_Supplied records:_
● ● ● ● ●

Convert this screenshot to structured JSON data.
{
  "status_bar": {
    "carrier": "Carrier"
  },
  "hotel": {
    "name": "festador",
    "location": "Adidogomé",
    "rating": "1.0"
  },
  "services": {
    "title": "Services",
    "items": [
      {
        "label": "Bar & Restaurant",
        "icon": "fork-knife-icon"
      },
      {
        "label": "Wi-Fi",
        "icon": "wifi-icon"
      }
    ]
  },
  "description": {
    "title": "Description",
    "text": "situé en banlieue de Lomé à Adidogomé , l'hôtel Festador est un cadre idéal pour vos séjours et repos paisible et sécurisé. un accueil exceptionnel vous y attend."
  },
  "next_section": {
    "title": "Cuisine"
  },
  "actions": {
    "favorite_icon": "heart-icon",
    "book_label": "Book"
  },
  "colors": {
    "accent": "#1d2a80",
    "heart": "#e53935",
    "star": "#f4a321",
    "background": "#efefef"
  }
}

● ● ● ● ●

From the listing, copy each line containing the word "icon".

_Full solution:_
        "icon": "fork-knife-icon"
        "icon": "wifi-icon"
    "favorite_icon": "heart-icon",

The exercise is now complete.